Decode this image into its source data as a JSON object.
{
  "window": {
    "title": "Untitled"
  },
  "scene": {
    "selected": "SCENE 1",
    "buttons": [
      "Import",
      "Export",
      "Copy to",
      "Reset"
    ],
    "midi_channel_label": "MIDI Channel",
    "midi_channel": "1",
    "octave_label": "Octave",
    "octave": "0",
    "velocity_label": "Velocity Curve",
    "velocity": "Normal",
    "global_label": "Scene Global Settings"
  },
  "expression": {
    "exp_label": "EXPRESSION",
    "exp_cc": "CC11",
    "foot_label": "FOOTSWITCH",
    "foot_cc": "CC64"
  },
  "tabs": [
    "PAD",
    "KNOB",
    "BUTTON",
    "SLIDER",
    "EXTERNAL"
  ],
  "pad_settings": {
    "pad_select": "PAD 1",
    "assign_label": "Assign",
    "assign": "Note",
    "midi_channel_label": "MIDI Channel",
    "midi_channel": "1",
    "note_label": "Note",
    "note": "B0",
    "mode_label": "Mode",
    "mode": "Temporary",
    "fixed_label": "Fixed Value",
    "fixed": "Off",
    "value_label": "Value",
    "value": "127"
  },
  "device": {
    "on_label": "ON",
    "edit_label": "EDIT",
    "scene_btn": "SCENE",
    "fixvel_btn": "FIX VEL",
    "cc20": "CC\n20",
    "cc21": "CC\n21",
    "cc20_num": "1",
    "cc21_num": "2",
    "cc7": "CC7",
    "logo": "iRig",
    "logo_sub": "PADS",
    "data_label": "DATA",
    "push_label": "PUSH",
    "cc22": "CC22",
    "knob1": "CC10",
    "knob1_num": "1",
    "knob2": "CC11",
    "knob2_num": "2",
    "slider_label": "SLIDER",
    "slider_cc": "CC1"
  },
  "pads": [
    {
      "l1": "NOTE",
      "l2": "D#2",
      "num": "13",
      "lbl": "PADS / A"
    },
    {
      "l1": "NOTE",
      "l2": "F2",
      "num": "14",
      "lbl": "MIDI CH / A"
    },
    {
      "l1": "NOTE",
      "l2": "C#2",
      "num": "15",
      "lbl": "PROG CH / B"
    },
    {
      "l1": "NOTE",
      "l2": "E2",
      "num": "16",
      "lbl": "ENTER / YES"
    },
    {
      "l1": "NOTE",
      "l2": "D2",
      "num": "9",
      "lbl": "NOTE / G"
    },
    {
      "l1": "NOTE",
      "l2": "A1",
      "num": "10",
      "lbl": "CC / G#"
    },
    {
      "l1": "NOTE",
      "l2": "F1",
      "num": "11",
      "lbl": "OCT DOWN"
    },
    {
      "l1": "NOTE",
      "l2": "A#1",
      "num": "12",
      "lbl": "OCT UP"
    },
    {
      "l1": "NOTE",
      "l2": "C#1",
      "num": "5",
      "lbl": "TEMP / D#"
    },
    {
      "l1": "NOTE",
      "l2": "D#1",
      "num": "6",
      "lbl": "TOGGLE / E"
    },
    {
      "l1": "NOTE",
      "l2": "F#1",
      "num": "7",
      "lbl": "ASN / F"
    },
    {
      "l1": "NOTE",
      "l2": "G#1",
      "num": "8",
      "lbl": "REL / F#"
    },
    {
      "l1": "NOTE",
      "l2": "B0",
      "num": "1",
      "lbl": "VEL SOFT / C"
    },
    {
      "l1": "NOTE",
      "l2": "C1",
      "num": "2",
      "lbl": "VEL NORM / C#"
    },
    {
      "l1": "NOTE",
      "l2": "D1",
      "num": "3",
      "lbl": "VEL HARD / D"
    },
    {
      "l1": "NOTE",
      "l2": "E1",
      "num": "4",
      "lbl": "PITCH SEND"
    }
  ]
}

• THE REQUEST
Return all of the entries word for word.

• EXERCISE OUTPUT
Decode this image into its source data as a JSON object.
{
  "window": {
    "title": "Untitled"
  },
  "scene": {
    "selected": "SCENE 1",
    "buttons": [
      "Import",
      "Export",
      "Copy to",
      "Reset"
    ],
    "midi_channel_label": "MIDI Channel",
    "midi_channel": "1",
    "octave_label": "Octave",
    "octave": "0",
    "velocity_label": "Velocity Curve",
    "velocity": "Normal",
    "global_label": "Scene Global Settings"
  },
  "expression": {
    "exp_label": "EXPRESSION",
    "exp_cc": "CC11",
    "foot_label": "FOOTSWITCH",
    "foot_cc": "CC64"
  },
  "tabs": [
    "PAD",
    "KNOB",
    "BUTTON",
    "SLIDER",
    "EXTERNAL"
  ],
  "pad_settings": {
    "pad_select": "PAD 1",
    "assign_label": "Assign",
    "assign": "Note",
    "midi_channel_label": "MIDI Channel",
    "midi_channel": "1",
    "note_label": "Note",
    "note": "B0",
    "mode_label": "Mode",
    "mode": "Temporary",
    "fixed_label": "Fixed Value",
    "fixed": "Off",
    "value_label": "Value",
    "value": "127"
  },
  "device": {
    "on_label": "ON",
    "edit_label": "EDIT",
    "scene_btn": "SCENE",
    "fixvel_btn": "FIX VEL",
    "cc20": "CC\n20",
    "cc21": "CC\n21",
    "cc20_num": "1",
    "cc21_num": "2",
    "cc7": "CC7",
    "logo": "iRig",
    "logo_sub": "PADS",
    "data_label": "DATA",
    "push_label": "PUSH",
    "cc22": "CC22",
    "knob1": "CC10",
    "knob1_num": "1",
    "knob2": "CC11",
    "knob2_num": "2",
    "slider_label": "SLIDER",
    "slider_cc": "CC1"
  },
  "pads": [
    {
      "l1": "NOTE",
      "l2": "D#2",
      "num": "13",
      "lbl": "PADS / A"
    },
    {
      "l1": "NOTE",
      "l2": "F2",
      "num": "14",
      "lbl": "MIDI CH / A"
    },
    {
      "l1": "NOTE",
      "l2": "C#2",
      "num": "15",
      "lbl": "PROG CH / B"
    },
    {
      "l1": "NOTE",
      "l2": "E2",
      "num": "16",
      "lbl": "ENTER / YES"
    },
    {
      "l1": "NOTE",
      "l2": "D2",
      "num": "9",
      "lbl": "NOTE / G"
    },
    {
      "l1": "NOTE",
      "l2": "A1",
      "num": "10",
      "lbl": "CC / G#"
    },
    {
      "l1": "NOTE",
      "l2": "F1",
      "num": "11",
      "lbl": "OCT DOWN"
    },
    {
      "l1": "NOTE",
      "l2": "A#1",
      "num": "12",
      "lbl": "OCT UP"
    },
    {
      "l1": "NOTE",
      "l2": "C#1",
      "num": "5",
      "lbl": "TEMP / D#"
    },
    {
      "l1": "NOTE",
      "l2": "D#1",
      "num": "6",
      "lbl": "TOGGLE / E"
    },
    {
      "l1": "NOTE",
      "l2": "F#1",
      "num": "7",
      "lbl": "ASN / F"
    },
    {
      "l1": "NOTE",
      "l2": "G#1",
      "num": "8",
      "lbl": "REL / F#"
    },
    {
      "l1": "NOTE",
      "l2": "B0",
      "num": "1",
      "lbl": "VEL SOFT / C"
    },
    {
      "l1": "NOTE",
      "l2": "C1",
      "num": "2",
      "lbl": "VEL NORM / C#"
    },
    {
      "l1": "NOTE",
      "l2": "D1",
      "num": "3",
      "lbl": "VEL HARD / D"
    },
    {
      "l1": "NOTE",
      "l2": "E1",
      "num": "4",
      "lbl": "PITCH SEND"
    }
  ]
}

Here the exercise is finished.